Task requirements: Write out every entry exactly as it stands.

Task inputs:
#####

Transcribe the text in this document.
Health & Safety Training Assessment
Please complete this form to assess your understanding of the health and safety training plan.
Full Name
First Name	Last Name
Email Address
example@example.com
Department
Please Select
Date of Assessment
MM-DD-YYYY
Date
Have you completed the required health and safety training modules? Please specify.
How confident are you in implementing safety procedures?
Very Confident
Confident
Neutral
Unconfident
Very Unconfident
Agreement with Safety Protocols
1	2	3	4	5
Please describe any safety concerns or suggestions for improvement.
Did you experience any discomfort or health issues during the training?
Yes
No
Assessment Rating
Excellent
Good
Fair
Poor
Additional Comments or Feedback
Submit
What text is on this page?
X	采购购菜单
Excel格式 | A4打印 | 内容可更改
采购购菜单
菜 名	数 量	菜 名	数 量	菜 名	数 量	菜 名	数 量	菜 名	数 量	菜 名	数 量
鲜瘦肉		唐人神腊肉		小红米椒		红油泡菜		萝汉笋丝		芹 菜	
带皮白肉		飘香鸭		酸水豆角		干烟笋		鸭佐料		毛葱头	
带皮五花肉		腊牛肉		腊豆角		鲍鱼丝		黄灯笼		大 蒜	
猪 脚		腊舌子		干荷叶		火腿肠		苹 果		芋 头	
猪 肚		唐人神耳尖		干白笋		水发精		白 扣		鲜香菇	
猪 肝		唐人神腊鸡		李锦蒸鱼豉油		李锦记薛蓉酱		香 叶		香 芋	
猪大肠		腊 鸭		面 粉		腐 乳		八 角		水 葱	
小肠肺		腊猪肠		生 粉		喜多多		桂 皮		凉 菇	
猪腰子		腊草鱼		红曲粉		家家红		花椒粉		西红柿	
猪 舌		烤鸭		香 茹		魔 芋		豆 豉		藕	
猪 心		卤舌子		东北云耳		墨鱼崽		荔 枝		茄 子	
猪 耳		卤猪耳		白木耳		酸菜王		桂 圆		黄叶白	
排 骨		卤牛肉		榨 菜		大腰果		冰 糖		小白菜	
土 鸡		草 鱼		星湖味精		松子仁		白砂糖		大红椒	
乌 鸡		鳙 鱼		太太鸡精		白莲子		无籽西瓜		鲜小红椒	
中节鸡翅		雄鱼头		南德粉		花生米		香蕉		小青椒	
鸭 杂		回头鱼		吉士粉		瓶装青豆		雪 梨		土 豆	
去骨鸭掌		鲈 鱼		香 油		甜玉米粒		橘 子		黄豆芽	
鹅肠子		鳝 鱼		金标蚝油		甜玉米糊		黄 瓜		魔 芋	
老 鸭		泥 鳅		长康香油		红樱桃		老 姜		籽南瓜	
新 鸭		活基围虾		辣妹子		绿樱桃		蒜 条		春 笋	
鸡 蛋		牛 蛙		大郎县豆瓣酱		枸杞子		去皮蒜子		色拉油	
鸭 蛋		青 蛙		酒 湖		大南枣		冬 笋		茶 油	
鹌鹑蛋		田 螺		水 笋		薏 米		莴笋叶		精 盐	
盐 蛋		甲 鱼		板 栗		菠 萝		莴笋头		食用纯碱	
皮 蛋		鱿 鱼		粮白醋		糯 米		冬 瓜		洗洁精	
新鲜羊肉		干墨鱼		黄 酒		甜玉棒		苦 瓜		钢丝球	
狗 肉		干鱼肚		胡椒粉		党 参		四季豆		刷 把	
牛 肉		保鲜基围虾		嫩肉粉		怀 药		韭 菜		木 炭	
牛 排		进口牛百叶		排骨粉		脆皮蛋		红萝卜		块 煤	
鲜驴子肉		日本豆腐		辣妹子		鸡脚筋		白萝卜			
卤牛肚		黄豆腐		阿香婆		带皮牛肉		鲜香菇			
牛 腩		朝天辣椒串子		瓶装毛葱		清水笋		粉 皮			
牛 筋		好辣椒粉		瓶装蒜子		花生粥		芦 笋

#####

Output for this task:
Transcribe the text in this document.
Health & Safety Training Assessment
Please complete this form to assess your understanding of the health and safety training plan.
Full Name
First Name	Last Name
Email Address
example@example.com
Department
Please Select
Date of Assessment
MM-DD-YYYY
Date
Have you completed the required health and safety training modules? Please specify.
How confident are you in implementing safety procedures?
Very Confident
Confident
Neutral
Unconfident
Very Unconfident
Agreement with Safety Protocols
1	2	3	4	5
Please describe any safety concerns or suggestions for improvement.
Did you experience any discomfort or health issues during the training?
Yes
No
Assessment Rating
Excellent
Good
Fair
Poor
Additional Comments or Feedback
Submit
What text is on this page?
X	采购购菜单
Excel格式 | A4打印 | 内容可更改
采购购菜单
菜 名	数 量	菜 名	数 量	菜 名	数 量	菜 名	数 量	菜 名	数 量	菜 名	数 量
鲜瘦肉		唐人神腊肉		小红米椒		红油泡菜		萝汉笋丝		芹 菜	
带皮白肉		飘香鸭		酸水豆角		干烟笋		鸭佐料		毛葱头	
带皮五花肉		腊牛肉		腊豆角		鲍鱼丝		黄灯笼		大 蒜	
猪 脚		腊舌子		干荷叶		火腿肠		苹 果		芋 头	
猪 肚		唐人神耳尖		干白笋		水发精		白 扣		鲜香菇	
猪 肝		唐人神腊鸡		李锦蒸鱼豉油		李锦记薛蓉酱		香 叶		香 芋	
猪大肠		腊 鸭		面 粉		腐 乳		八 角		水 葱	
小肠肺		腊猪肠		生 粉		喜多多		桂 皮		凉 菇	
猪腰子		腊草鱼		红曲粉		家家红		花椒粉		西红柿	
猪 舌		烤鸭		香 茹		魔 芋		豆 豉		藕	
猪 心		卤舌子		东北云耳		墨鱼崽		荔 枝		茄 子	
猪 耳		卤猪耳		白木耳		酸菜王		桂 圆		黄叶白	
排 骨		卤牛肉		榨 菜		大腰果		冰 糖		小白菜	
土 鸡		草 鱼		星湖味精		松子仁		白砂糖		大红椒	
乌 鸡		鳙 鱼		太太鸡精		白莲子		无籽西瓜		鲜小红椒	
中节鸡翅		雄鱼头		南德粉		花生米		香蕉		小青椒	
鸭 杂		回头鱼		吉士粉		瓶装青豆		雪 梨		土 豆	
去骨鸭掌		鲈 鱼		香 油		甜玉米粒		橘 子		黄豆芽	
鹅肠子		鳝 鱼		金标蚝油		甜玉米糊		黄 瓜		魔 芋	
老 鸭		泥 鳅		长康香油		红樱桃		老 姜		籽南瓜	
新 鸭		活基围虾		辣妹子		绿樱桃		蒜 条		春 笋	
鸡 蛋		牛 蛙		大郎县豆瓣酱		枸杞子		去皮蒜子		色拉油	
鸭 蛋		青 蛙		酒 湖		大南枣		冬 笋		茶 油	
鹌鹑蛋		田 螺		水 笋		薏 米		莴笋叶		精 盐	
盐 蛋		甲 鱼		板 栗		菠 萝		莴笋头		食用纯碱	
皮 蛋		鱿 鱼		粮白醋		糯 米		冬 瓜		洗洁精	
新鲜羊肉		干墨鱼		黄 酒		甜玉棒		苦 瓜		钢丝球	
狗 肉		干鱼肚		胡椒粉		党 参		四季豆		刷 把	
牛 肉		保鲜基围虾		嫩肉粉		怀 药		韭 菜		木 炭	
牛 排		进口牛百叶		排骨粉		脆皮蛋		红萝卜		块 煤	
鲜驴子肉		日本豆腐		辣妹子		鸡脚筋		白萝卜			
卤牛肚		黄豆腐		阿香婆		带皮牛肉		鲜香菇			
牛 腩		朝天辣椒串子		瓶装毛葱		清水笋		粉 皮			
牛 筋		好辣椒粉		瓶装蒜子		花生粥		芦 笋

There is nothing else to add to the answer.